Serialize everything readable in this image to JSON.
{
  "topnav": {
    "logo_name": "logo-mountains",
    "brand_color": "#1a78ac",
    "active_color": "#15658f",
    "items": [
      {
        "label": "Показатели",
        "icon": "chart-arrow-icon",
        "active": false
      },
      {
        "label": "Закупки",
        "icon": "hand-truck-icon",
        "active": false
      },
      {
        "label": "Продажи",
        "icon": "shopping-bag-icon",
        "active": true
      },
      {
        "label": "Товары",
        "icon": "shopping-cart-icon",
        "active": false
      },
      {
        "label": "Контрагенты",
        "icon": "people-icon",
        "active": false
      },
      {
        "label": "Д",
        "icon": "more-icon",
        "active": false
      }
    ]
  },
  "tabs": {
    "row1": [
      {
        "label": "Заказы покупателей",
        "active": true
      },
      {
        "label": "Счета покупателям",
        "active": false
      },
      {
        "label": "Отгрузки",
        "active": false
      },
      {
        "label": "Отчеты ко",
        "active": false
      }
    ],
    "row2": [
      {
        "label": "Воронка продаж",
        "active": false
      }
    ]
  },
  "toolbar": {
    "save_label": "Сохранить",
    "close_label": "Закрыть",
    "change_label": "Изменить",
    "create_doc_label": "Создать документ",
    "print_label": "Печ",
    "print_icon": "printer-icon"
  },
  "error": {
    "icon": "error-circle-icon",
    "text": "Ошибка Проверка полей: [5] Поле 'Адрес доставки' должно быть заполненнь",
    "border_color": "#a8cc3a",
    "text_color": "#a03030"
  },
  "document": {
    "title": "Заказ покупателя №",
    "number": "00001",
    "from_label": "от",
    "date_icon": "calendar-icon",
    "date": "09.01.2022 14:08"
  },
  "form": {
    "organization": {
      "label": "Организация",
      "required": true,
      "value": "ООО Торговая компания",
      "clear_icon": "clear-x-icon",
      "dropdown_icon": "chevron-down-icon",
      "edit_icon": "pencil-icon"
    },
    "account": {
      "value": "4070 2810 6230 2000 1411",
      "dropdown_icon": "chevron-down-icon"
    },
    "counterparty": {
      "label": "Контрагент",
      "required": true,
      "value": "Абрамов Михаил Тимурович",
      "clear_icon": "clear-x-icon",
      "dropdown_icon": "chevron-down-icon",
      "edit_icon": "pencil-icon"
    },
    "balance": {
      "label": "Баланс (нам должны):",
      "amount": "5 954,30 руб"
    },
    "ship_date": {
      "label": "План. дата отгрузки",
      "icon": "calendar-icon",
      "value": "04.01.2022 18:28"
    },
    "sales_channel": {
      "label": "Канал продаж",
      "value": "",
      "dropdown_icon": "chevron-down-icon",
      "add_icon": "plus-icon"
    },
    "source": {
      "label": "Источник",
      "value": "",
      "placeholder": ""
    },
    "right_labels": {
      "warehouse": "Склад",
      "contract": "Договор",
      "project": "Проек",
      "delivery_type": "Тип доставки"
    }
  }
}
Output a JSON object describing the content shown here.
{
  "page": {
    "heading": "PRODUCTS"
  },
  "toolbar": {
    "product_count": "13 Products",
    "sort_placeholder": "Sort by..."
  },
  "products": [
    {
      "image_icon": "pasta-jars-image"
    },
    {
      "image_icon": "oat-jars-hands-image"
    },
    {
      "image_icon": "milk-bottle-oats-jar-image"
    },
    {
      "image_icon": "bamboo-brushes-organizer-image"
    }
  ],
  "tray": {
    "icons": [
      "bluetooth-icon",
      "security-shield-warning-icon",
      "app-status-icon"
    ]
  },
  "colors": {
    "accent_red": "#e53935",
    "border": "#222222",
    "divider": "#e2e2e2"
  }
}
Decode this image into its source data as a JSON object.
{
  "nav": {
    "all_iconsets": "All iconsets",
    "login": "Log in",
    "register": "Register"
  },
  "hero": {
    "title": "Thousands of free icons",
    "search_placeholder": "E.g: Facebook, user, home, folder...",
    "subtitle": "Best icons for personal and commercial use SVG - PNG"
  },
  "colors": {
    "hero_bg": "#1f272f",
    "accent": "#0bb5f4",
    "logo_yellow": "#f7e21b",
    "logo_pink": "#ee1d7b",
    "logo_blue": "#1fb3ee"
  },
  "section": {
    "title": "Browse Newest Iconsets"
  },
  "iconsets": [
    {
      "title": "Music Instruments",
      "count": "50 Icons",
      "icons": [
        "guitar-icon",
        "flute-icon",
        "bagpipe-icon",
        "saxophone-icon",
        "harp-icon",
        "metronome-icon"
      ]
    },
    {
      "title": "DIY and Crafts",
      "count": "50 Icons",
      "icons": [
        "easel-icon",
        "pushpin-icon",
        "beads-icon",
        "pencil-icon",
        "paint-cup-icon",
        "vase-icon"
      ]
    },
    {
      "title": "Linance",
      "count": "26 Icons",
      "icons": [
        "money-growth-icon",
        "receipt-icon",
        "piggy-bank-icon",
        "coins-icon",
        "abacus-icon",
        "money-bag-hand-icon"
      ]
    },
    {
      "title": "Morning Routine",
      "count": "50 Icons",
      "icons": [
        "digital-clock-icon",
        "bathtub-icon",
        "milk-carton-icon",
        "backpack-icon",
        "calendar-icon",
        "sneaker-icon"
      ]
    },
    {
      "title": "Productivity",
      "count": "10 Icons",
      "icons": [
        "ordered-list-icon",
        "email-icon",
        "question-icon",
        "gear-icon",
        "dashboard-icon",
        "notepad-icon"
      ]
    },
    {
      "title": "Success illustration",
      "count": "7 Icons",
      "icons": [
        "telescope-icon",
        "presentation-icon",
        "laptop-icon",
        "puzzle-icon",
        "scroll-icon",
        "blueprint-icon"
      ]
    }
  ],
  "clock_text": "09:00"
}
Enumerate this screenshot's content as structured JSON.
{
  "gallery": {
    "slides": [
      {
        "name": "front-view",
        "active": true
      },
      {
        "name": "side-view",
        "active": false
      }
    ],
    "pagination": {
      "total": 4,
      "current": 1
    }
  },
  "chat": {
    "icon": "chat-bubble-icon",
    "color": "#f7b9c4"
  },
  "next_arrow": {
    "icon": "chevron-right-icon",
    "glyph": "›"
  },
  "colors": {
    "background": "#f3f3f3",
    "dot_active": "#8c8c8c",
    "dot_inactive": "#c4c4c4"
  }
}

######

Exercise description: Write out every entry above, word for word.

Output of the task:
Serialize everything readable in this image to JSON.
{
  "topnav": {
    "logo_name": "logo-mountains",
    "brand_color": "#1a78ac",
    "active_color": "#15658f",
    "items": [
      {
        "label": "Показатели",
        "icon": "chart-arrow-icon",
        "active": false
      },
      {
        "label": "Закупки",
        "icon": "hand-truck-icon",
        "active": false
      },
      {
        "label": "Продажи",
        "icon": "shopping-bag-icon",
        "active": true
      },
      {
        "label": "Товары",
        "icon": "shopping-cart-icon",
        "active": false
      },
      {
        "label": "Контрагенты",
        "icon": "people-icon",
        "active": false
      },
      {
        "label": "Д",
        "icon": "more-icon",
        "active": false
      }
    ]
  },
  "tabs": {
    "row1": [
      {
        "label": "Заказы покупателей",
        "active": true
      },
      {
        "label": "Счета покупателям",
        "active": false
      },
      {
        "label": "Отгрузки",
        "active": false
      },
      {
        "label": "Отчеты ко",
        "active": false
      }
    ],
    "row2": [
      {
        "label": "Воронка продаж",
        "active": false
      }
    ]
  },
  "toolbar": {
    "save_label": "Сохранить",
    "close_label": "Закрыть",
    "change_label": "Изменить",
    "create_doc_label": "Создать документ",
    "print_label": "Печ",
    "print_icon": "printer-icon"
  },
  "error": {
    "icon": "error-circle-icon",
    "text": "Ошибка Проверка полей: [5] Поле 'Адрес доставки' должно быть заполненнь",
    "border_color": "#a8cc3a",
    "text_color": "#a03030"
  },
  "document": {
    "title": "Заказ покупателя №",
    "number": "00001",
    "from_label": "от",
    "date_icon": "calendar-icon",
    "date": "09.01.2022 14:08"
  },
  "form": {
    "organization": {
      "label": "Организация",
      "required": true,
      "value": "ООО Торговая компания",
      "clear_icon": "clear-x-icon",
      "dropdown_icon": "chevron-down-icon",
      "edit_icon": "pencil-icon"
    },
    "account": {
      "value": "4070 2810 6230 2000 1411",
      "dropdown_icon": "chevron-down-icon"
    },
    "counterparty": {
      "label": "Контрагент",
      "required": true,
      "value": "Абрамов Михаил Тимурович",
      "clear_icon": "clear-x-icon",
      "dropdown_icon": "chevron-down-icon",
      "edit_icon": "pencil-icon"
    },
    "balance": {
      "label": "Баланс (нам должны):",
      "amount": "5 954,30 руб"
    },
    "ship_date": {
      "label": "План. дата отгрузки",
      "icon": "calendar-icon",
      "value": "04.01.2022 18:28"
    },
    "sales_channel": {
      "label": "Канал продаж",
      "value": "",
      "dropdown_icon": "chevron-down-icon",
      "add_icon": "plus-icon"
    },
    "source": {
      "label": "Источник",
      "value": "",
      "placeholder": ""
    },
    "right_labels": {
      "warehouse": "Склад",
      "contract": "Договор",
      "project": "Проек",
      "delivery_type": "Тип доставки"
    }
  }
}
Output a JSON object describing the content shown here.
{
  "page": {
    "heading": "PRODUCTS"
  },
  "toolbar": {
    "product_count": "13 Products",
    "sort_placeholder": "Sort by..."
  },
  "products": [
    {
      "image_icon": "pasta-jars-image"
    },
    {
      "image_icon": "oat-jars-hands-image"
    },
    {
      "image_icon": "milk-bottle-oats-jar-image"
    },
    {
      "image_icon": "bamboo-brushes-organizer-image"
    }
  ],
  "tray": {
    "icons": [
      "bluetooth-icon",
      "security-shield-warning-icon",
      "app-status-icon"
    ]
  },
  "colors": {
    "accent_red": "#e53935",
    "border": "#222222",
    "divider": "#e2e2e2"
  }
}
Decode this image into its source data as a JSON object.
{
  "nav": {
    "all_iconsets": "All iconsets",
    "login": "Log in",
    "register": "Register"
  },
  "hero": {
    "title": "Thousands of free icons",
    "search_placeholder": "E.g: Facebook, user, home, folder...",
    "subtitle": "Best icons for personal and commercial use SVG - PNG"
  },
  "colors": {
    "hero_bg": "#1f272f",
    "accent": "#0bb5f4",
    "logo_yellow": "#f7e21b",
    "logo_pink": "#ee1d7b",
    "logo_blue": "#1fb3ee"
  },
  "section": {
    "title": "Browse Newest Iconsets"
  },
  "iconsets": [
    {
      "title": "Music Instruments",
      "count": "50 Icons",
      "icons": [
        "guitar-icon",
        "flute-icon",
        "bagpipe-icon",
        "saxophone-icon",
        "harp-icon",
        "metronome-icon"
      ]
    },
    {
      "title": "DIY and Crafts",
      "count": "50 Icons",
      "icons": [
        "easel-icon",
        "pushpin-icon",
        "beads-icon",
        "pencil-icon",
        "paint-cup-icon",
        "vase-icon"
      ]
    },
    {
      "title": "Linance",
      "count": "26 Icons",
      "icons": [
        "money-growth-icon",
        "receipt-icon",
        "piggy-bank-icon",
        "coins-icon",
        "abacus-icon",
        "money-bag-hand-icon"
      ]
    },
    {
      "title": "Morning Routine",
      "count": "50 Icons",
      "icons": [
        "digital-clock-icon",
        "bathtub-icon",
        "milk-carton-icon",
        "backpack-icon",
        "calendar-icon",
        "sneaker-icon"
      ]
    },
    {
      "title": "Productivity",
      "count": "10 Icons",
      "icons": [
        "ordered-list-icon",
        "email-icon",
        "question-icon",
        "gear-icon",
        "dashboard-icon",
        "notepad-icon"
      ]
    },
    {
      "title": "Success illustration",
      "count": "7 Icons",
      "icons": [
        "telescope-icon",
        "presentation-icon",
        "laptop-icon",
        "puzzle-icon",
        "scroll-icon",
        "blueprint-icon"
      ]
    }
  ],
  "clock_text": "09:00"
}
Enumerate this screenshot's content as structured JSON.
{
  "gallery": {
    "slides": [
      {
        "name": "front-view",
        "active": true
      },
      {
        "name": "side-view",
        "active": false
      }
    ],
    "pagination": {
      "total": 4,
      "current": 1
    }
  },
  "chat": {
    "icon": "chat-bubble-icon",
    "color": "#f7b9c4"
  },
  "next_arrow": {
    "icon": "chevron-right-icon",
    "glyph": "›"
  },
  "colors": {
    "background": "#f3f3f3",
    "dot_active": "#8c8c8c",
    "dot_inactive": "#c4c4c4"
  }
}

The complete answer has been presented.